--- Begin ---
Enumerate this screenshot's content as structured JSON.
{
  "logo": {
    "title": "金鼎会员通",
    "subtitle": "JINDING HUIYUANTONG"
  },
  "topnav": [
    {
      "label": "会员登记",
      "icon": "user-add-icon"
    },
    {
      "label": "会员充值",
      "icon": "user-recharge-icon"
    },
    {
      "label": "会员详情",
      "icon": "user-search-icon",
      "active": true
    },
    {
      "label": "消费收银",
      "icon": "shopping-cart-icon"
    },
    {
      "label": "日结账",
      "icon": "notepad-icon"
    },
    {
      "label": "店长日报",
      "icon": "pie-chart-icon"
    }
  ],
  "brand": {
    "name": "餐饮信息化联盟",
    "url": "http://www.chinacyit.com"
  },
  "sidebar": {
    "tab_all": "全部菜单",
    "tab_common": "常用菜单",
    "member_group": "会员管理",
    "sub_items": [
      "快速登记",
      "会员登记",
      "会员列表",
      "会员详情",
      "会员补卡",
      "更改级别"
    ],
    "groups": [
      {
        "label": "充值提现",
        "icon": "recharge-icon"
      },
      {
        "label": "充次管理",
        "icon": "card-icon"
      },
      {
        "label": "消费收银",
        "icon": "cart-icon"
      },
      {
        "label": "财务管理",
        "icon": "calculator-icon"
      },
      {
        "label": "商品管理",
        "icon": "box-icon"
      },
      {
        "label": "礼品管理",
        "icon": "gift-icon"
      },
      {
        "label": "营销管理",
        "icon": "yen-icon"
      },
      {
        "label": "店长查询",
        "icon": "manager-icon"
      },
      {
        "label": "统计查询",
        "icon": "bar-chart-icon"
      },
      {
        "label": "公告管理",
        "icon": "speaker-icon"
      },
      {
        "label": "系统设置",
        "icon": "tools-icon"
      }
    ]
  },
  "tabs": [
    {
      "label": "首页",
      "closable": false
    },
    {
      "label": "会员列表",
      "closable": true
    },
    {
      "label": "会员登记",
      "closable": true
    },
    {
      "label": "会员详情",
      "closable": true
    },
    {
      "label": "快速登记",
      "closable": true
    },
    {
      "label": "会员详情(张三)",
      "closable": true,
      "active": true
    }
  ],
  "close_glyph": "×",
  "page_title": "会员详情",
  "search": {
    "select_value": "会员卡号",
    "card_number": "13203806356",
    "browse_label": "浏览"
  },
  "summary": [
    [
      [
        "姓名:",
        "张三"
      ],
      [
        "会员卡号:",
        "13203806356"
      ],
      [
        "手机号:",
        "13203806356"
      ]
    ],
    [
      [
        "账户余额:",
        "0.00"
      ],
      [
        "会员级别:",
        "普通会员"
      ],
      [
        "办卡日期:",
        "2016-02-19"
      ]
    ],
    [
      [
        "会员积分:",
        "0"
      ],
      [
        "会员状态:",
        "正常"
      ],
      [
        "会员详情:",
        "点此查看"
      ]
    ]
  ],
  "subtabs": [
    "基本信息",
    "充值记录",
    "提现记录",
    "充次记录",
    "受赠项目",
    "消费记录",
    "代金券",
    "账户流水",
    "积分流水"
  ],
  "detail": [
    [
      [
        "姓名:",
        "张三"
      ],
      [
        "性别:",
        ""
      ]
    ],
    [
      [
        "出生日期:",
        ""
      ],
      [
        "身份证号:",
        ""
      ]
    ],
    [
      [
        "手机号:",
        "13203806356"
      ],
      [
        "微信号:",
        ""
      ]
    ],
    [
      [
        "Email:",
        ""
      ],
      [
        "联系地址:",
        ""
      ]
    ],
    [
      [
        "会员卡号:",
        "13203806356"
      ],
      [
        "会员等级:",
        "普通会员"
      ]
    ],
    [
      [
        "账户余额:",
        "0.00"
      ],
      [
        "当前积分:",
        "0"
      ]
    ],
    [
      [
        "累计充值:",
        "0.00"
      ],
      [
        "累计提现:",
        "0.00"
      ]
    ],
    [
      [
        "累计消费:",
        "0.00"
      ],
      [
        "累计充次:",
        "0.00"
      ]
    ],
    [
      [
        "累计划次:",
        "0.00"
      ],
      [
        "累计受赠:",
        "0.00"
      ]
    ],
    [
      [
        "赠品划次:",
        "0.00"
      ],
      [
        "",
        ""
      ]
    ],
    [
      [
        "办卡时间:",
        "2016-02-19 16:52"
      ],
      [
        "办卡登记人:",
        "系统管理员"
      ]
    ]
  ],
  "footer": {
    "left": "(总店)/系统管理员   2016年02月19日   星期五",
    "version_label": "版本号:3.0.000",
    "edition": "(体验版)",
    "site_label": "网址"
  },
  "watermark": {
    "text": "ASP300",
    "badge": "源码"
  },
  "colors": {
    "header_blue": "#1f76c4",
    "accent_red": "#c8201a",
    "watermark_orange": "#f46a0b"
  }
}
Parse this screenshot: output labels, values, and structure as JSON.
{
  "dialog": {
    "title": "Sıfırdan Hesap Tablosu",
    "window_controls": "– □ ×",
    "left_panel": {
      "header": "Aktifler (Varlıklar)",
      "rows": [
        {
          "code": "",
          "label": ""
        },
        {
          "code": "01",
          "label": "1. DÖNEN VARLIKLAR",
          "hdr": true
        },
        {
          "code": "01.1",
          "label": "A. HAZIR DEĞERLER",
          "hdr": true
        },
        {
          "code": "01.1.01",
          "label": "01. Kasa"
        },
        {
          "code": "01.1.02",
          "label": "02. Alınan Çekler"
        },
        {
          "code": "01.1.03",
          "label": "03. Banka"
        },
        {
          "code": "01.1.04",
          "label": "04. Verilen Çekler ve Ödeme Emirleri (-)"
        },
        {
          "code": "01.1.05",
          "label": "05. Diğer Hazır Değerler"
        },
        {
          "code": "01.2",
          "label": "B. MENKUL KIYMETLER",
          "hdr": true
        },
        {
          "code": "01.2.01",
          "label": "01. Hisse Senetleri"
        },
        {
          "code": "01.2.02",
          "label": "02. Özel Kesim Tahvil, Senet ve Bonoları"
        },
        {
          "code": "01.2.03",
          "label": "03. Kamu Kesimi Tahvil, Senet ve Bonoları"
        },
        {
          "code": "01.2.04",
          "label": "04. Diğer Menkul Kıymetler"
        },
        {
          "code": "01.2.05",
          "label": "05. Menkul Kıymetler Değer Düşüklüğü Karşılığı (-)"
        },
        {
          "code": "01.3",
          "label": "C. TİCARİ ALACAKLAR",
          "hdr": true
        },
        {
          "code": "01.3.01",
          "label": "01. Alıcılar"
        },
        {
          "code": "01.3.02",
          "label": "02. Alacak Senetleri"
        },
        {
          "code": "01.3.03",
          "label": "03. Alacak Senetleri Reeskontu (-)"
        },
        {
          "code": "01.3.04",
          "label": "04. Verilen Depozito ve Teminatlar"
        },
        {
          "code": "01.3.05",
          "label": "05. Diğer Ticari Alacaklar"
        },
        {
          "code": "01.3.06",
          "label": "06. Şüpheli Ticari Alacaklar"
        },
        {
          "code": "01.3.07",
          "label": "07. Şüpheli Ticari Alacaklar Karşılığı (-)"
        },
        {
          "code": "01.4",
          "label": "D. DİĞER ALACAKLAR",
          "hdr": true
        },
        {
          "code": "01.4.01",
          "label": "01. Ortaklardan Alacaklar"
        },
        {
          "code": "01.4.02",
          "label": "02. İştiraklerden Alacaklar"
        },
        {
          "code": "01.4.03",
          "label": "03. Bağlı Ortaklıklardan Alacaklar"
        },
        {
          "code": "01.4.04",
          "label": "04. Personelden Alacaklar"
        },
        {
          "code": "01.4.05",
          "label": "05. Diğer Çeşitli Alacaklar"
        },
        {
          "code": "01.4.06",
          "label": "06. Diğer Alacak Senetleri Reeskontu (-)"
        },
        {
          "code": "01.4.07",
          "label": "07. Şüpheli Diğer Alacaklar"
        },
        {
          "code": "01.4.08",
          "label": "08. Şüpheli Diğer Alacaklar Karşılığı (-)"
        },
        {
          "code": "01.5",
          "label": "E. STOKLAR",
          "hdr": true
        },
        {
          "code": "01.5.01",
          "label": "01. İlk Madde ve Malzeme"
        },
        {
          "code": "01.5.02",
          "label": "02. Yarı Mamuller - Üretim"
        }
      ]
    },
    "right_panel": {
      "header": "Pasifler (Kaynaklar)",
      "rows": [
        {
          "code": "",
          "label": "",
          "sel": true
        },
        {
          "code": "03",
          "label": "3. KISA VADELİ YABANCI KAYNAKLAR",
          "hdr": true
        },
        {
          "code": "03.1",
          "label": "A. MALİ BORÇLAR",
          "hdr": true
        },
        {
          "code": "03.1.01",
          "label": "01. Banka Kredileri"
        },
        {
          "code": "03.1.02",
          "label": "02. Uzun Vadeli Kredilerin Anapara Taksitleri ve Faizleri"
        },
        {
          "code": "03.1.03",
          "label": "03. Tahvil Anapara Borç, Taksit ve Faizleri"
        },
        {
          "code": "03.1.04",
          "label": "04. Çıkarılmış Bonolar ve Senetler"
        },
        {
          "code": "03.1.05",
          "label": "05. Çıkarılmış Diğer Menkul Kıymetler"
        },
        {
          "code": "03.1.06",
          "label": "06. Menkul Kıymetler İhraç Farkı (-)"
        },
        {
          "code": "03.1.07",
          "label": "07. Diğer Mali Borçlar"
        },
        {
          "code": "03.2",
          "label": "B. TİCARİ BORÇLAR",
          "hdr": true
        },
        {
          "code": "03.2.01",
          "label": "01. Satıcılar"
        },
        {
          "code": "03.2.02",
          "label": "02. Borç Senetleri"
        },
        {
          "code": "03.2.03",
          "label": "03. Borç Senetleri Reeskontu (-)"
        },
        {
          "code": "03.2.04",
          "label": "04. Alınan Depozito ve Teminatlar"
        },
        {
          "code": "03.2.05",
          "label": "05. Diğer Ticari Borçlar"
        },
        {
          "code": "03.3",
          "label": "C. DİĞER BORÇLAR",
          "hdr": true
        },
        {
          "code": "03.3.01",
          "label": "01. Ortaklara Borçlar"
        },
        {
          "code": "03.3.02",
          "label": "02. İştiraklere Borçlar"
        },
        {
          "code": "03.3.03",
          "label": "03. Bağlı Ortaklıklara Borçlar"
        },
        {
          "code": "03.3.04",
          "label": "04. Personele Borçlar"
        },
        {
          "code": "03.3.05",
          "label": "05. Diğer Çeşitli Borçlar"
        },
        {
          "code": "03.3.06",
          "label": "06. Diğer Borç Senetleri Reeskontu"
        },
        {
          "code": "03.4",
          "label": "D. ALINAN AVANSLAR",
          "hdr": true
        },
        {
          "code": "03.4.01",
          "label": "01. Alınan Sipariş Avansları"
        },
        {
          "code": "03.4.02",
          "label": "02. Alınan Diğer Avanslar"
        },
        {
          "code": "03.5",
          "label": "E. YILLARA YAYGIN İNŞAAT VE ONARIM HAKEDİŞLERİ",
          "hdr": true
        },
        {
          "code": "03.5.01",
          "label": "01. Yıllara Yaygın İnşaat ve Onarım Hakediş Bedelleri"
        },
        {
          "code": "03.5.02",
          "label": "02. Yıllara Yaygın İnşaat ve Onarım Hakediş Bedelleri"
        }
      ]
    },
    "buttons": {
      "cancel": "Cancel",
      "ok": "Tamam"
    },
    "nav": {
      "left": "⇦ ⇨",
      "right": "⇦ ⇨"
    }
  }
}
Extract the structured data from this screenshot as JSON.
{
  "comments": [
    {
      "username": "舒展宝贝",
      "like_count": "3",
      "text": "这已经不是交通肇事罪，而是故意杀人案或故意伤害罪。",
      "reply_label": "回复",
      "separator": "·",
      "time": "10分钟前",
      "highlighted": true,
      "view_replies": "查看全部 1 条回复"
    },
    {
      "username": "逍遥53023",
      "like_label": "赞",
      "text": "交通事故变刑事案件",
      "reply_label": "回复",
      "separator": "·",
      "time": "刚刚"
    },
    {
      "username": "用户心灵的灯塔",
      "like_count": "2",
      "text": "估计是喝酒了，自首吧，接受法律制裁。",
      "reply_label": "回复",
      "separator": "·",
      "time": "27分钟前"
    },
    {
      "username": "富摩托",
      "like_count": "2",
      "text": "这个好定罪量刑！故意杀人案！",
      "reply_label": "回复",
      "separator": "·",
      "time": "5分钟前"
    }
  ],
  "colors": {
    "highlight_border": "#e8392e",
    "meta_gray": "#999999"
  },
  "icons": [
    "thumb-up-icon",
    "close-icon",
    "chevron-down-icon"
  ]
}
--- End ---
- _PROBLEM TO SOLVE_: From the records above, copy every line that holds the word "Faizleri".

- _TASK RESPONSE_:
          "label": "02. Uzun Vadeli Kredilerin Anapara Taksitleri ve Faizleri"
          "label": "03. Tahvil Anapara Borç, Taksit ve Faizleri"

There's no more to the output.